What you are asked to do:
Where a line in the listing below contains the word "name", copy that line.

Dataset:
____________________

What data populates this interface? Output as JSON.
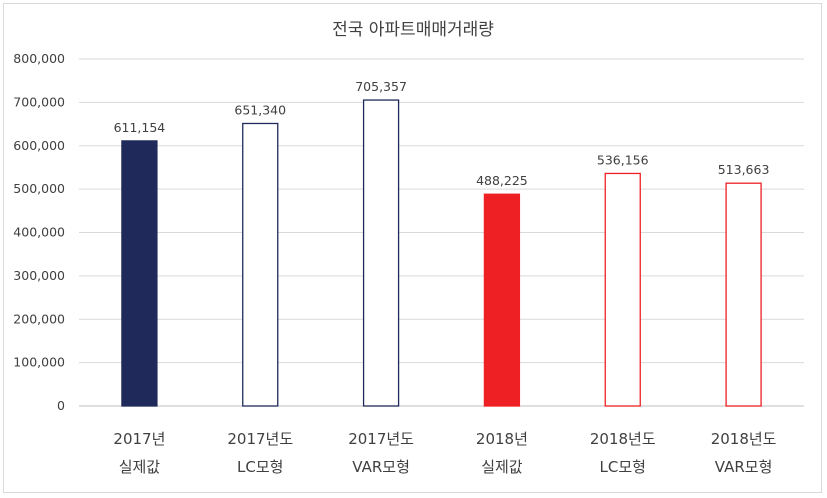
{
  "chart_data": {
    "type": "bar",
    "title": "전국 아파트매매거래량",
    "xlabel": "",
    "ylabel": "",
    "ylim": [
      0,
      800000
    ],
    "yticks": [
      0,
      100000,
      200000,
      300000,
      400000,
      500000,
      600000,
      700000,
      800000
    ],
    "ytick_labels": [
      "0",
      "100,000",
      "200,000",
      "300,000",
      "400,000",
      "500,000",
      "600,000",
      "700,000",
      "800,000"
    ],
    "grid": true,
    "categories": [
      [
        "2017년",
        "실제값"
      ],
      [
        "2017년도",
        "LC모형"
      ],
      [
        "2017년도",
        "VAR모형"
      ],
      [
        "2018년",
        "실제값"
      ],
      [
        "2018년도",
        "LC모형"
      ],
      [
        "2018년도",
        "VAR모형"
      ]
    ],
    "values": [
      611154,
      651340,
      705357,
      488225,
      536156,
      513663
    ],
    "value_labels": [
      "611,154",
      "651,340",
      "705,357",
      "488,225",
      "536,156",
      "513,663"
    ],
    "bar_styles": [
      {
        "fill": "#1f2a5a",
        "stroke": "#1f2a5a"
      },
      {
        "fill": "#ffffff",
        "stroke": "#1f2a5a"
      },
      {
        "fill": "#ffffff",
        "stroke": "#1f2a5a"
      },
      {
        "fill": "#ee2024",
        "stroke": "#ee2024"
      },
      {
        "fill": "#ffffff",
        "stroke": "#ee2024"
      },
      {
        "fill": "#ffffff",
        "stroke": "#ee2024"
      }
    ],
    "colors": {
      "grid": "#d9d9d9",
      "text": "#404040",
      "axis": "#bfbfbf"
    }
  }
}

____________________

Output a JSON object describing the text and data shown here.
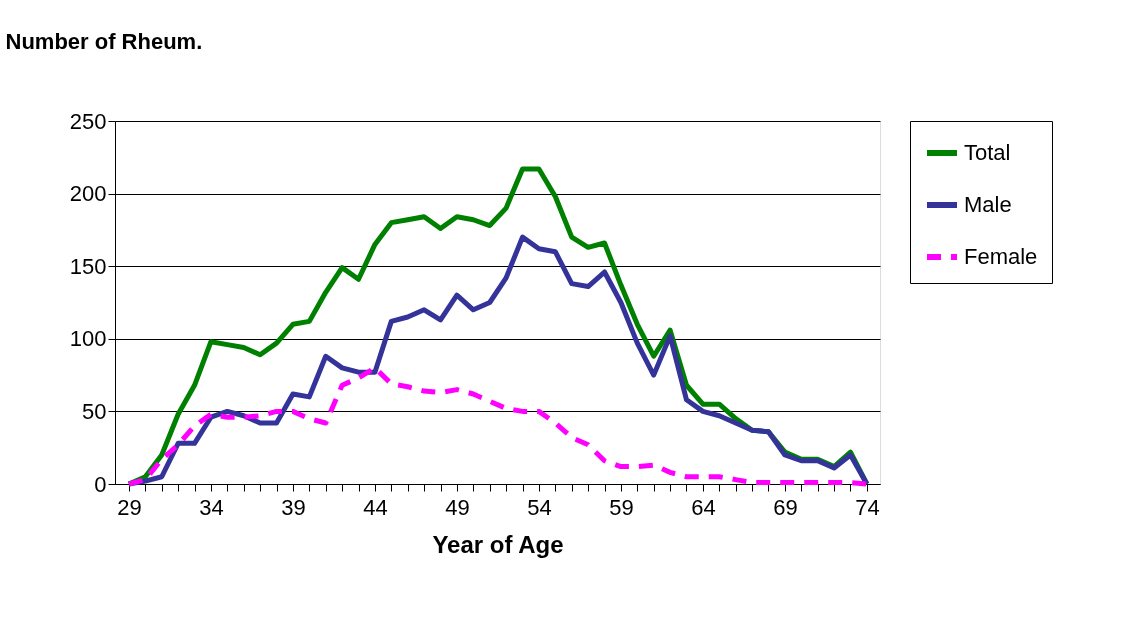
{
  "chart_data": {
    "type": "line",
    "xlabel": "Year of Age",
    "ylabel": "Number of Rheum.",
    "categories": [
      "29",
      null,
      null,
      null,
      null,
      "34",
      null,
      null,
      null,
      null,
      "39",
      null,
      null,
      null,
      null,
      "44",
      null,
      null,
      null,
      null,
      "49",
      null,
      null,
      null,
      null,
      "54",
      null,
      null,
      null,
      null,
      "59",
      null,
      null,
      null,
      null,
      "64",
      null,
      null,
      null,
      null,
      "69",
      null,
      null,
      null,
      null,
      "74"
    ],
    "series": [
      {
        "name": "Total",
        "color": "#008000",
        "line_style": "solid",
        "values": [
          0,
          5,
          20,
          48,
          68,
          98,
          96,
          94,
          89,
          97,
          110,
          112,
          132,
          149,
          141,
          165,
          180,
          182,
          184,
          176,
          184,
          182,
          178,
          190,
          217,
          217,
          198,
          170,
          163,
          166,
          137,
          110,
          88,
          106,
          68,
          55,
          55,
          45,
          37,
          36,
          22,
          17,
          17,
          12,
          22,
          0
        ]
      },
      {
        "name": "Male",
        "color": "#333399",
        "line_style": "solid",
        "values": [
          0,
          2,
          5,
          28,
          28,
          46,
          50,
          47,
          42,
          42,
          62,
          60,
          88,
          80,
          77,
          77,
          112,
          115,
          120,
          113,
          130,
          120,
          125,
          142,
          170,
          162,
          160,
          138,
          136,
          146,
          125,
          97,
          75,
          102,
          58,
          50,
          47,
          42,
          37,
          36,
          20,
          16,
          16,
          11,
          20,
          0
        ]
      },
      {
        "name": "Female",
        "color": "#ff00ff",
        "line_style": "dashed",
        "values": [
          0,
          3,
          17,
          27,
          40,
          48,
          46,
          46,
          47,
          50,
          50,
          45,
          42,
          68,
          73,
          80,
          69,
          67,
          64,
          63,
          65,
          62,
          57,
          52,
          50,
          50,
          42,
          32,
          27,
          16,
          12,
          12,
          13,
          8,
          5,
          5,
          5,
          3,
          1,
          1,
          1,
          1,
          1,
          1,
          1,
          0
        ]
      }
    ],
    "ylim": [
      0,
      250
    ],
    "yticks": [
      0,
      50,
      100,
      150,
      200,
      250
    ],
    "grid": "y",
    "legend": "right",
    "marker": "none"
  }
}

____________________

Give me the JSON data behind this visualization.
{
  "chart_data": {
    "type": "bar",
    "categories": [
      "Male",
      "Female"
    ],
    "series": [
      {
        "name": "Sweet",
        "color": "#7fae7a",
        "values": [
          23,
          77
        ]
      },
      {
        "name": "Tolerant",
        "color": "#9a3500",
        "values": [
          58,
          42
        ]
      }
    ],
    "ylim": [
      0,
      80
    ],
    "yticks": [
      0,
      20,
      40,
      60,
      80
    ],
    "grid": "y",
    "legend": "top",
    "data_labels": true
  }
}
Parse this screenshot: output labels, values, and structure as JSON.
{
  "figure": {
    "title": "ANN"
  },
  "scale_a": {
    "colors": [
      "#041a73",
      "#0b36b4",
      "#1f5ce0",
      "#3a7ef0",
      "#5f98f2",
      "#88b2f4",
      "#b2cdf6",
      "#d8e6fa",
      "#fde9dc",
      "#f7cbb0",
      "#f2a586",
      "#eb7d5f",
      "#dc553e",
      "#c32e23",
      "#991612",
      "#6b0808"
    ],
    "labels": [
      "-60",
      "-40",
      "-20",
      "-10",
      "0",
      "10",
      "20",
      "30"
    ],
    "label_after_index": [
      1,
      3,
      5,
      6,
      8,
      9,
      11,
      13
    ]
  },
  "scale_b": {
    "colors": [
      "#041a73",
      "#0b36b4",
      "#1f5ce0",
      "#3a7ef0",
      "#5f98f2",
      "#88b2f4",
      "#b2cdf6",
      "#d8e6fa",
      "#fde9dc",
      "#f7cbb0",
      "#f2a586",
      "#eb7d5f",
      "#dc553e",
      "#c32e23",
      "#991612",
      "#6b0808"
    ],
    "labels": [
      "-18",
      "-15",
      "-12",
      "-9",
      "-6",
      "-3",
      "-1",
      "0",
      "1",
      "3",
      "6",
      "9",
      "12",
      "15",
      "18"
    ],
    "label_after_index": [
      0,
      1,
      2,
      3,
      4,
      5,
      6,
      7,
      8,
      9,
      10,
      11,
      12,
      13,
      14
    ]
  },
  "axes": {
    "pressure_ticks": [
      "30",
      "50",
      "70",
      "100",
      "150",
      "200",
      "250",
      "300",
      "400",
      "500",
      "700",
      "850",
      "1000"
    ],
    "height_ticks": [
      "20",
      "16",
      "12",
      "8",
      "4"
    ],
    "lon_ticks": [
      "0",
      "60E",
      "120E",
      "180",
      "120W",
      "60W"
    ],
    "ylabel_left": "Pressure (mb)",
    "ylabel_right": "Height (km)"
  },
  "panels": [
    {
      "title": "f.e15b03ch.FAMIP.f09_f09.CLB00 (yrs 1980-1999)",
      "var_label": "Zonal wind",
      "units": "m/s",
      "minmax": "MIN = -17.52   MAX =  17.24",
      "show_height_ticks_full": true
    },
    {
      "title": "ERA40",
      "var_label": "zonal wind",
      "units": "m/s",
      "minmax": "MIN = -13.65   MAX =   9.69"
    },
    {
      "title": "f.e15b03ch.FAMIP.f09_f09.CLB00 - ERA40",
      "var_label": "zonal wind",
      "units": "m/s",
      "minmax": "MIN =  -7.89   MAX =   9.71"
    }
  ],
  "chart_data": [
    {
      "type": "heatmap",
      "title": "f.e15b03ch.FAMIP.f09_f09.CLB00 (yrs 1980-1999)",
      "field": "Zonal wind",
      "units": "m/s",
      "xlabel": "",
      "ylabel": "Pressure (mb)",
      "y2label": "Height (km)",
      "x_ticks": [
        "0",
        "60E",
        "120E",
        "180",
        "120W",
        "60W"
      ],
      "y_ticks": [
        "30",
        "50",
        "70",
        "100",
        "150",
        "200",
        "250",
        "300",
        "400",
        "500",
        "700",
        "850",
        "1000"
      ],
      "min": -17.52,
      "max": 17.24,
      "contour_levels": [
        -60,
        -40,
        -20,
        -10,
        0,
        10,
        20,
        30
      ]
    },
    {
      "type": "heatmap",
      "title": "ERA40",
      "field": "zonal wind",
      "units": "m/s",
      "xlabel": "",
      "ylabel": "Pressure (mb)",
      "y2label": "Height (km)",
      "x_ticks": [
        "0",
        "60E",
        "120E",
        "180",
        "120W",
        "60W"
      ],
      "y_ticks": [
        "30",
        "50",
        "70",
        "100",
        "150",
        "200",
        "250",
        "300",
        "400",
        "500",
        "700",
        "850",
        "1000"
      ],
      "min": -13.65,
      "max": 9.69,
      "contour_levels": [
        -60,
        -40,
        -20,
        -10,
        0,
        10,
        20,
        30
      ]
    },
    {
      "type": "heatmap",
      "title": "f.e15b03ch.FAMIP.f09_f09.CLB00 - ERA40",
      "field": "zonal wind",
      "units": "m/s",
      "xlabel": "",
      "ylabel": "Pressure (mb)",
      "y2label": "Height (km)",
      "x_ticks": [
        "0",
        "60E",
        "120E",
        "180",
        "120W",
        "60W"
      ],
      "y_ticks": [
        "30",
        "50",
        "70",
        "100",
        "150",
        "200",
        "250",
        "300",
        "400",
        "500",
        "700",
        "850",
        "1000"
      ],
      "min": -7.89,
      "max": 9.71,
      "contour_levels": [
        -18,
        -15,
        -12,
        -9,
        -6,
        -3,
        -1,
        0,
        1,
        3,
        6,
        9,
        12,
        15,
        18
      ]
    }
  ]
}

____________________

Response for this exercise:
        "name": "Total",
        "name": "Male",
        "name": "Female",
        "name": "Sweet",
        "name": "Tolerant",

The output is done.